| Brief |
Your task is to repeat the entries underneath exactly, minus the pictures.

| Data rows |
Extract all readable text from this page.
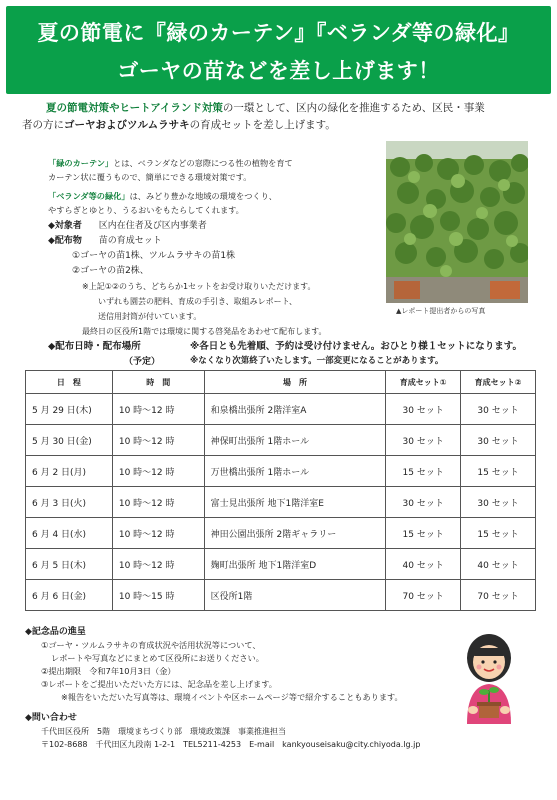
夏の節電に『緑のカーテン』『ベランダ等の緑化』
ゴーヤの苗などを差し上げます！
夏の節電対策やヒートアイランド対策の一環として、区内の緑化を推進するため、区民・事業
者の方にゴーヤおよびツルムラサキの育成セットを差し上げます。

「緑のカーテン」とは、ベランダなどの窓際につる性の植物を育て
カーテン状に覆うもので、簡単にできる環境対策です。

「ベランダ等の緑化」は、みどり豊かな地域の環境をつくり、
やすらぎとゆとり、うるおいをもたらしてくれます。

◆対象者 区内在住者及び区内事業者
◆配布物 苗の育成セット
①ゴーヤの苗1株、ツルムラサキの苗1株
②ゴーヤの苗2株、
※上記①②のうち、どちらか1セットをお受け取りいただけます。
いずれも園芸の肥料、育成の手引き、取組みレポート、
送信用封筒が付いています。
最終日の区役所1階では環境に関する啓発品をあわせて配布します。
▲レポート提出者からの写真
◆配布日時・配布場所	※各日とも先着順、予約は受け付けません。おひとり様１セットになります。
（予定）	※なくなり次第終了いたします。一部変更になることがあります。
日　程	時　間	場　所	育成セット①	育成セット②
5 月 29 日(木)	10 時～12 時	和泉橋出張所 2階洋室A	30 セット	30 セット
5 月 30 日(金)	10 時～12 時	神保町出張所 1階ホール	30 セット	30 セット
6 月 2 日(月)	10 時～12 時	万世橋出張所 1階ホール	15 セット	15 セット
6 月 3 日(火)	10 時～12 時	富士見出張所 地下1階洋室E	30 セット	30 セット
6 月 4 日(水)	10 時～12 時	神田公園出張所 2階ギャラリー	15 セット	15 セット
6 月 5 日(木)	10 時～12 時	麹町出張所 地下1階洋室D	40 セット	40 セット
6 月 6 日(金)	10 時～15 時	区役所1階	70 セット	70 セット
◆記念品の進呈
①ゴーヤ・ツルムラサキの育成状況や活用状況等について、
レポートや写真などにまとめて区役所にお送りください。
②提出期限　令和7年10月3日（金）
③レポートをご提出いただいた方には、記念品を差し上げます。
※報告をいただいた写真等は、環境イベントや区ホームページ等で紹介することもあります。
◆問い合わせ
千代田区役所　5階　環境まちづくり部　環境政策課　事業推進担当
〒102-8688　千代田区九段南 1-2-1　TEL5211-4253　E-mail　kankyouseisaku@city.chiyoda.lg.jp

| Task result |
Extract all readable text from this page.
夏の節電に『緑のカーテン』『ベランダ等の緑化』
ゴーヤの苗などを差し上げます！
夏の節電対策やヒートアイランド対策の一環として、区内の緑化を推進するため、区民・事業
者の方にゴーヤおよびツルムラサキの育成セットを差し上げます。

「緑のカーテン」とは、ベランダなどの窓際につる性の植物を育て
カーテン状に覆うもので、簡単にできる環境対策です。

「ベランダ等の緑化」は、みどり豊かな地域の環境をつくり、
やすらぎとゆとり、うるおいをもたらしてくれます。

◆対象者 区内在住者及び区内事業者
◆配布物 苗の育成セット
①ゴーヤの苗1株、ツルムラサキの苗1株
②ゴーヤの苗2株、
※上記①②のうち、どちらか1セットをお受け取りいただけます。
いずれも園芸の肥料、育成の手引き、取組みレポート、
送信用封筒が付いています。
最終日の区役所1階では環境に関する啓発品をあわせて配布します。
▲レポート提出者からの写真
◆配布日時・配布場所	※各日とも先着順、予約は受け付けません。おひとり様１セットになります。
（予定）	※なくなり次第終了いたします。一部変更になることがあります。
日　程	時　間	場　所	育成セット①	育成セット②
5 月 29 日(木)	10 時～12 時	和泉橋出張所 2階洋室A	30 セット	30 セット
5 月 30 日(金)	10 時～12 時	神保町出張所 1階ホール	30 セット	30 セット
6 月 2 日(月)	10 時～12 時	万世橋出張所 1階ホール	15 セット	15 セット
6 月 3 日(火)	10 時～12 時	富士見出張所 地下1階洋室E	30 セット	30 セット
6 月 4 日(水)	10 時～12 時	神田公園出張所 2階ギャラリー	15 セット	15 セット
6 月 5 日(木)	10 時～12 時	麹町出張所 地下1階洋室D	40 セット	40 セット
6 月 6 日(金)	10 時～15 時	区役所1階	70 セット	70 セット
◆記念品の進呈
①ゴーヤ・ツルムラサキの育成状況や活用状況等について、
レポートや写真などにまとめて区役所にお送りください。
②提出期限　令和7年10月3日（金）
③レポートをご提出いただいた方には、記念品を差し上げます。
※報告をいただいた写真等は、環境イベントや区ホームページ等で紹介することもあります。
◆問い合わせ
千代田区役所　5階　環境まちづくり部　環境政策課　事業推進担当
〒102-8688　千代田区九段南 1-2-1　TEL5211-4253　E-mail　kankyouseisaku@city.chiyoda.lg.jp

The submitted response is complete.